→ **Atividades**
A. Responda, com base na reportagem sobre o golpe contra aposentados, às perguntas abaixo:
(i) Quantas vítimas há, pelo menos, em São Vicente do Sul?
(ii) Por quem os golpistas se passavam ao procurar as vítimas?
(iii) De quanto eram os dois empréstimos que a aposentada acompanhada da neta recebeu em sua conta?
B. Transcreva da reportagem sobre o golpe contra aposentados o trecho que vai de "Só que o dinheiro" até "de empréstimos consignados.".
C. Prossiga a reportagem sobre o golpe contra aposentados a partir do ponto em que ela termina.

→ **Trecho fornecido**
● ● ● ● ● ● ●

Um grupo de idosos que reside na Região Central do Rio Grande do Sul contratou, sem saber, empréstimos consignados achando que os valores recebidos eram ressarcimento de juros abusivos pagos em dívidas passadas. Há pelo menos 13 vítimas em São Vicente do Sul.O dinheiro foi liberado sem a necessidade de qualquer assinatura em contratos. As transações bancárias foram permitidas porque os estelionatários utilizaram a tecnologia de reconhecimento facial para autenticar os negócios (saiba mais abaixo).
Em entrevista à RBS TV, as vítimas contaram que foram procuradas por seis golpistas que se passavam por funcionários do governo ou do Instituto Nacional do Seguro Social (INSS). Em duplas ou trios, os estelionatários realizavam reuniões com as vítimas em que diziam que os aposentados tinham direito a serem ressarcidos por juros abusivos cobrados em empréstimos consignados que contrataram nos últimos anos.
A história veio à tona a partir do relato de um associado do Sindicato dos Trabalhadores Rurais da cidade. Ele foi ao local contar aos colegas da “novidade”.
“[Ele] entrou aqui no sindicato nos perguntando se a gente sabia de devolução de juro a fundo perdido de empréstimo consignado. Pessoas que se diziam do governo tinham feito a oferta. Eu disse pra ele, ‘nunca ouvi falar. Isso é golpe’. E ele ‘não, não é golpe porque o dinheiro já está na minha conta'”, afirma Ilena Zuquetto Flores, funcionária do sindicato.
O casal Neusa e Airton Rumpel foi enganado pelos golpistas.
“Disseram que eu estava pagando juros demais no empréstimo que eu tenho no banco e que eu ia receber todo esse juros de volta. Daí, a gente perguntou pra eles: ‘quem vai devolver esse dinheiro?’. Eles falaram: ‘é o INSS, é o governo'”, diz Airton.
Só que o dinheiro que entrava na conta dos aposentados era, na verdade, um empréstimo que eles contratavam sem saber. Os supostos funcionários do governo eram vendedores de empréstimos consignados.
Acompanhada da neta, outra aposentada que foi vítima, e preferiu não ser identificada, disse que recebeu em sua conta dois empréstimos de bancos diferentes, um de R$ 12 mil e outro de R$ 14 mil.
“Ele disse ‘não, é normal. Porque como tua avó tem um valor muito grande a receber, de juros, o INSS depositou em duas contas diferentes. Não ia entrar todo esse valor só numa conta'”, relata a neta da vítima.
Agora, a agricultora, que ganha um salário mínimo de aposentadoria, vai ter que arcar com descontos de R$ 385 e R$ 328 reais por mês para quitar os dois empréstimos.
Com outra vítima, Jussara Brum Paiva, a situação foi pior porque o valor sequer foi depositado na conta, mas o desconto no contracheque já começou a ser feito.

● ● ● ● ● ● ●

→ **Listagem de dados**
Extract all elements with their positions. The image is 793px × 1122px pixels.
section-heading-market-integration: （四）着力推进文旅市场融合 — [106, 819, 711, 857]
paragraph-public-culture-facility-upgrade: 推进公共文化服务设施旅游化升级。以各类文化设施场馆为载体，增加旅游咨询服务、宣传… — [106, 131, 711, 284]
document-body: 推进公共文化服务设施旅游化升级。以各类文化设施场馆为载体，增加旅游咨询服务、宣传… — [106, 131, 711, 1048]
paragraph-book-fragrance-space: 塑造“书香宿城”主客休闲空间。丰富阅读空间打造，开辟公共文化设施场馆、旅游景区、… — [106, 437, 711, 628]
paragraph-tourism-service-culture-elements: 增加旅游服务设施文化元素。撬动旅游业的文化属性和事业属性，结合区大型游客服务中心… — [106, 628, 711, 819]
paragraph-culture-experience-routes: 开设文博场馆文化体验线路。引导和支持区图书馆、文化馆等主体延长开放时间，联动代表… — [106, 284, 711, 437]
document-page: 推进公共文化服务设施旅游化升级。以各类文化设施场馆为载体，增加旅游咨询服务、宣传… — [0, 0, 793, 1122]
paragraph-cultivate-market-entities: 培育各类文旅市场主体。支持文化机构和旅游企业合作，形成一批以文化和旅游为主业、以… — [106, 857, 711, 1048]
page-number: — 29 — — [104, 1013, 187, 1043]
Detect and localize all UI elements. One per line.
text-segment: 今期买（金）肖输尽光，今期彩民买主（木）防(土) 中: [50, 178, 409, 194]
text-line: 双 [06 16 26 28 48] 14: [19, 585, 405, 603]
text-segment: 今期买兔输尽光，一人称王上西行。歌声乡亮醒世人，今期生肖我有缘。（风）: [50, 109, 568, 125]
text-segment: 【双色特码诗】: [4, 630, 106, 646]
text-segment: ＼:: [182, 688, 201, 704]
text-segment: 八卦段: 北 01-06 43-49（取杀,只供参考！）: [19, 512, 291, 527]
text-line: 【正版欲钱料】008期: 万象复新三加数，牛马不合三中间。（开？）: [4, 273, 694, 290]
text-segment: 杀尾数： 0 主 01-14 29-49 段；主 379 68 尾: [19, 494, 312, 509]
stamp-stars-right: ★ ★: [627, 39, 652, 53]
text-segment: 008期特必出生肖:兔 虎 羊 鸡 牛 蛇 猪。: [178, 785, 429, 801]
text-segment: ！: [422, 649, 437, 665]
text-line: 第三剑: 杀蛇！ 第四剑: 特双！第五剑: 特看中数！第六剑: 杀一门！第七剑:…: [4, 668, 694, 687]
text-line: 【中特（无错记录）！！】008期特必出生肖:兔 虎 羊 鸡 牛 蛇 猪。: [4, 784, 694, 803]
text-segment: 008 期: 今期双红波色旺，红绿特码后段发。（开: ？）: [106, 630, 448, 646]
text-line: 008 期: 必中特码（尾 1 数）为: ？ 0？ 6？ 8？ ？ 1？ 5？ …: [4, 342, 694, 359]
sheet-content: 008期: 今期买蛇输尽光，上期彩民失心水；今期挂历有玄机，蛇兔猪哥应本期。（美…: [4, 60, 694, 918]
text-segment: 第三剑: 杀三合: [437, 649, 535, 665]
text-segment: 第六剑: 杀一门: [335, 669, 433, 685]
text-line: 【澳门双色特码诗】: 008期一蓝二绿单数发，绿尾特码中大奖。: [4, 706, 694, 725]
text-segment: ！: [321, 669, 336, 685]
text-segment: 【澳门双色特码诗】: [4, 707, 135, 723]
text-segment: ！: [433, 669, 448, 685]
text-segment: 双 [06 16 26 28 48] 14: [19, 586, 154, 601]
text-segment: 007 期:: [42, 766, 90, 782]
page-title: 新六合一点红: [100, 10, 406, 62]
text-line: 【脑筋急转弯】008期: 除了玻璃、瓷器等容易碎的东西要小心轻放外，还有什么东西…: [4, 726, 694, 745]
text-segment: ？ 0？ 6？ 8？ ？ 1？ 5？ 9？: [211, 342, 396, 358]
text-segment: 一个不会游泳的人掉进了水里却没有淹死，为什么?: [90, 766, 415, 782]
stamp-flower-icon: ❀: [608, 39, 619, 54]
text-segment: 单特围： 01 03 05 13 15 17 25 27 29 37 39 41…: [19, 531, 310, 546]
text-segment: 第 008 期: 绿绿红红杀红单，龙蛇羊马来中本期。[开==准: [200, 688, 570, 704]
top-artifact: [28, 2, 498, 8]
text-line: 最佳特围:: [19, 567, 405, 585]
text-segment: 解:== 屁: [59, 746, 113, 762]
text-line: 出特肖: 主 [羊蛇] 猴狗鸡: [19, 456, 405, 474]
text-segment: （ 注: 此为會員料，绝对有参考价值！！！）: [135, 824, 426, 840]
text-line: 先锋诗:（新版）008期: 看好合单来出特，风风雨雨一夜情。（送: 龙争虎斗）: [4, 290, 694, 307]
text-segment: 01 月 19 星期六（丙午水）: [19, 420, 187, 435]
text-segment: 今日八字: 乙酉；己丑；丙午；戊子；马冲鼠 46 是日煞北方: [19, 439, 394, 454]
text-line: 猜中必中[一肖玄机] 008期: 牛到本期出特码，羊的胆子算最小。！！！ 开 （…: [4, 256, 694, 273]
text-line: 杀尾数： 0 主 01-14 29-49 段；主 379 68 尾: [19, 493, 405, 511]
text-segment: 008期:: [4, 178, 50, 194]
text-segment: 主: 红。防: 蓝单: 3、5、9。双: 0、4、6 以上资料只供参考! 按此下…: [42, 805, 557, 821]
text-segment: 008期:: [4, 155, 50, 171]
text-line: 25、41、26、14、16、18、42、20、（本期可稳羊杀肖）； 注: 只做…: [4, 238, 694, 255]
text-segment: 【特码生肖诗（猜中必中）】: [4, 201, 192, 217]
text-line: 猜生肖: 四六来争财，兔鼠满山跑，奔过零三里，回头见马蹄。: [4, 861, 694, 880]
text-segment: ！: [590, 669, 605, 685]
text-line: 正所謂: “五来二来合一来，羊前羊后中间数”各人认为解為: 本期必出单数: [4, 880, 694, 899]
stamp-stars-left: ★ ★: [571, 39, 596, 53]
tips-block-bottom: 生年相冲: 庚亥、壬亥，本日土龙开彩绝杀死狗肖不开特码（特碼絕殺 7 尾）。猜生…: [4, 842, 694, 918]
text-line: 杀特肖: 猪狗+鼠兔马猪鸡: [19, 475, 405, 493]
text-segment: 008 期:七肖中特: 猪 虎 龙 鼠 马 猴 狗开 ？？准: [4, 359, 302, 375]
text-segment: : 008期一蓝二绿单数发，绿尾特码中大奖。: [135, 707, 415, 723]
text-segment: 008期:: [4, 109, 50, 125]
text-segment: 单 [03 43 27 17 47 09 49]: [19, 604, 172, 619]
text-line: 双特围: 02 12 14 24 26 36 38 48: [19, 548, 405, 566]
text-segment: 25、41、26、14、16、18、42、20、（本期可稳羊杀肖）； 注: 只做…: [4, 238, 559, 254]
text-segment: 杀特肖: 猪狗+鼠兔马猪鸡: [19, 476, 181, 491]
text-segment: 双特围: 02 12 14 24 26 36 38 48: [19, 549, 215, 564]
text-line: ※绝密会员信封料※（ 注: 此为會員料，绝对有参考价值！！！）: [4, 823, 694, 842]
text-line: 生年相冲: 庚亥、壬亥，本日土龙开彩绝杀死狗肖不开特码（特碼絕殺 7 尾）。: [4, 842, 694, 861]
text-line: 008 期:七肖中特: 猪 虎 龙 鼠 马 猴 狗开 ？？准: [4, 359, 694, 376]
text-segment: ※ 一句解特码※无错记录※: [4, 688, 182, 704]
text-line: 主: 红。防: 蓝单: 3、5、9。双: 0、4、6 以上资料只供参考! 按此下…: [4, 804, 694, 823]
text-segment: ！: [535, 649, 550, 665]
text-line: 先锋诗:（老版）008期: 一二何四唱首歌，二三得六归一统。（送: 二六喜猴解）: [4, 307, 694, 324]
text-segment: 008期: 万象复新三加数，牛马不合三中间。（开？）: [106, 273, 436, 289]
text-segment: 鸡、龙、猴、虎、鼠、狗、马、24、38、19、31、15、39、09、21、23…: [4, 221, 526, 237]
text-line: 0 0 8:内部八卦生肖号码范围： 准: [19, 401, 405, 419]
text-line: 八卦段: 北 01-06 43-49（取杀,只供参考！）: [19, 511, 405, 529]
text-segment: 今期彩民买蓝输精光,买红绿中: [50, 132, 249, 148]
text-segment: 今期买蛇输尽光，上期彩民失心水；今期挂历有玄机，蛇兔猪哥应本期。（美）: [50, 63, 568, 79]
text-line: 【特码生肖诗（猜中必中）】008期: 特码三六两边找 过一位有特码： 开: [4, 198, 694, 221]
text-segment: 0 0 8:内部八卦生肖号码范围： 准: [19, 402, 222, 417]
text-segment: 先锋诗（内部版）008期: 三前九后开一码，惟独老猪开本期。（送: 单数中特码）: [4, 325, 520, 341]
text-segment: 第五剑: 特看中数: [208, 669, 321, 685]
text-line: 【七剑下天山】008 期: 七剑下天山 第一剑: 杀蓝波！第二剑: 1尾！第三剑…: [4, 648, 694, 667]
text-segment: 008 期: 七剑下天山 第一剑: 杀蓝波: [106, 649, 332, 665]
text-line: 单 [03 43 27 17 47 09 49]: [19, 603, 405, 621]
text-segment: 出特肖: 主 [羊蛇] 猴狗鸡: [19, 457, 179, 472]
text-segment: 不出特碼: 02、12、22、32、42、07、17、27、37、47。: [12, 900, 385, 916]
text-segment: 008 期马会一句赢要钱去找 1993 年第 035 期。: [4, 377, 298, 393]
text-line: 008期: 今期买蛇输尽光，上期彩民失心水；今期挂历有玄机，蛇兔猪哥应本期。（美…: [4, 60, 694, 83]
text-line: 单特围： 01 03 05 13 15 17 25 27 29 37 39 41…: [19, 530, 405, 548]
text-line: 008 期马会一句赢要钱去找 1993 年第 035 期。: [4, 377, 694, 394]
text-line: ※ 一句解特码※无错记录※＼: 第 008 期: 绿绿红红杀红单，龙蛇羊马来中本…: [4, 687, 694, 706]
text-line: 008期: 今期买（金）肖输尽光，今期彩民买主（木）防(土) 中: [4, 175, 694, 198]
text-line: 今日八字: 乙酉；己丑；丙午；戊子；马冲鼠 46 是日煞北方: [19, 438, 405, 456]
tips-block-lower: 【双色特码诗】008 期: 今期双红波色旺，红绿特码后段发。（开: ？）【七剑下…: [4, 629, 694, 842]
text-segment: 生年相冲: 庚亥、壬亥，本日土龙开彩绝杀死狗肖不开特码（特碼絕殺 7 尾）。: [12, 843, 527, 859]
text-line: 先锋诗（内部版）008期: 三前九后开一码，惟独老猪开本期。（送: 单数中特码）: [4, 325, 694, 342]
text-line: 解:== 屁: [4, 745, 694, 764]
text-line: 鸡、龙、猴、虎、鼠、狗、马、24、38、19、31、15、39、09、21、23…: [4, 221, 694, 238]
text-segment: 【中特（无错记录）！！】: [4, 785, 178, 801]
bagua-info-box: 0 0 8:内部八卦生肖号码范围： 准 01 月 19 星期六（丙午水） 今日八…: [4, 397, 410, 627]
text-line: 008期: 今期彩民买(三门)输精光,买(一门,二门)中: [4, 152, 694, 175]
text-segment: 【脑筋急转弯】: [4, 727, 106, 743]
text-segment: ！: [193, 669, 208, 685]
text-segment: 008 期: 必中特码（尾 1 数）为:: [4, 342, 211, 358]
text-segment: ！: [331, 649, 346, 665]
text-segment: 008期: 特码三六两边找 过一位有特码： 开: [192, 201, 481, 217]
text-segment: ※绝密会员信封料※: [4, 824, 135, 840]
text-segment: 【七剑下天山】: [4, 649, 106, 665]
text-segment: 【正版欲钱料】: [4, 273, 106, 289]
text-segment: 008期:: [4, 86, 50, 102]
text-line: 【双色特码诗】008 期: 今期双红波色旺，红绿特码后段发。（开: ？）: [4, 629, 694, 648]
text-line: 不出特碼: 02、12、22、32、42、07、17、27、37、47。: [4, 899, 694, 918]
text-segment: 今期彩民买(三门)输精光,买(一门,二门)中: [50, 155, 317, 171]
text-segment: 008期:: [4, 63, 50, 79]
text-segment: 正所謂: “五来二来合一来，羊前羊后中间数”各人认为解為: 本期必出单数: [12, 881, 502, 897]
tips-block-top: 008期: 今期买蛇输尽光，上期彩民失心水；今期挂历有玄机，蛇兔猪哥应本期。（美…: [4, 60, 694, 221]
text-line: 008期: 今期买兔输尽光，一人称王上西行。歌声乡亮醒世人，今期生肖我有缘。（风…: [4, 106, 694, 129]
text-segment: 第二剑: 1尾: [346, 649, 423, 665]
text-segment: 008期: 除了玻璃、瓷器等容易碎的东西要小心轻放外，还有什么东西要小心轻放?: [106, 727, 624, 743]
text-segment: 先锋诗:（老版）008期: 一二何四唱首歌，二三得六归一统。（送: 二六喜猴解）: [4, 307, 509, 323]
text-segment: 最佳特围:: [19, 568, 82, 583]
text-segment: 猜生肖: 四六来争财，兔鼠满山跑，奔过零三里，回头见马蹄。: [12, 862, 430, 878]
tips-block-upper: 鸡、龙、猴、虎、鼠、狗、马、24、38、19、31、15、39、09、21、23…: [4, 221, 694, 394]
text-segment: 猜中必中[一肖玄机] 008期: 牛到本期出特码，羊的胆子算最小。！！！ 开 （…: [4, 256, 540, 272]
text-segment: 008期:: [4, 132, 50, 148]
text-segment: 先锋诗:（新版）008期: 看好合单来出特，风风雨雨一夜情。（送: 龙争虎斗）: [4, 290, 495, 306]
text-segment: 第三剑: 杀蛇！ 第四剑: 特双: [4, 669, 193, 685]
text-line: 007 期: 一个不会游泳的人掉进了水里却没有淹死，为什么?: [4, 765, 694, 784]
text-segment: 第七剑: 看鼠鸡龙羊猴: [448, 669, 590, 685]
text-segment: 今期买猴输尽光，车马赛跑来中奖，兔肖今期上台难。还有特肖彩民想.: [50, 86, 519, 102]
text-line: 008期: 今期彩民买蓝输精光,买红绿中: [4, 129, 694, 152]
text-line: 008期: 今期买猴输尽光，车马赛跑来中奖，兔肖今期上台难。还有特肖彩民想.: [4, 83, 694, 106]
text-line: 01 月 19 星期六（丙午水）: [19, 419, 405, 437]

● ● ● ● ● ● ●

→ **Respostas**
A.
(i) Há pelo menos 13 vítimas em São Vicente do Sul.
(ii) Eles se passavam por funcionários do governo ou do Instituto Nacional do Seguro Social (INSS).
(iii) Um era de R$ 12 mil e o outro, de R$ 14 mil.

B.
Só que o dinheiro que entrava na conta dos aposentados era, na verdade, um empréstimo que eles contratavam sem saber. Os supostos funcionários do governo eram vendedores de empréstimos consignados.

C.
“Me chamaram para uma reunião onde apresentaram essa oportunidade e eu vim. Eu teria direito a R$ 6 mil. Só que esses R$ 6 mil, até hoje, não chegaram na minha conta e já estão me descontando”, lamenta.
O reconhecimento facial
Conforme as vítimas, os estelionatários sempre pedem às vítimas para que tirem uma foto, que serve para confirmar a identidade delas e assim haver a liberação do dinheiro. Uma assinatura não é necessária. É o que se chama de reconhecimento facial.
Normalmente utilizada para autenticar acesso a aplicativos de órgãos governamentais, bancos e programas de fidelidade, o reconhecimento facial exige cautela dos consumidores, alerta o delegado que responde por São Vicente do Sul, Edson de Freitas Reis.
“Hoje, se percebe que alguns contratos dispensam a assinatura do contratante, bastando cópia dos documentos e também uma foto que comprove que a foto daquela pessoa é a mesma foto daquele documento cuja cópia está na posse dessas pessoas”, diz o delegado Reis.
Ele diz que chama a atenção que os golpistas sabiam detalhes bancários das vítimas, ou seja, tinham acesso a informações pessoais.
“Essas vítimas que foram abordadas, todas elas já tiveram algum empréstimo no período anterior. Daí eles utilizam essa história do fundo perdido, ou seja, esses juros de outros empréstimos pretéritos já realizados. Então, eles demonstram esse conhecimento da vida financeira dessas pessoas”, diz.
A Defensoria Pública acompanha o caso e prepara medidas legais para tentar devolver o dinheiro dos empréstimos, cancelar os descontos em folha e buscar uma indenização.
“A gente fica bastante sensibilizado porque, além de estarem sendo enganadas, isso acaba comprometendo demasiadamente a renda de pessoas que precisam desse valor para pagar suas despesas, medicamentos e aluguel”, afirma o defensor público Rafael Madagnin.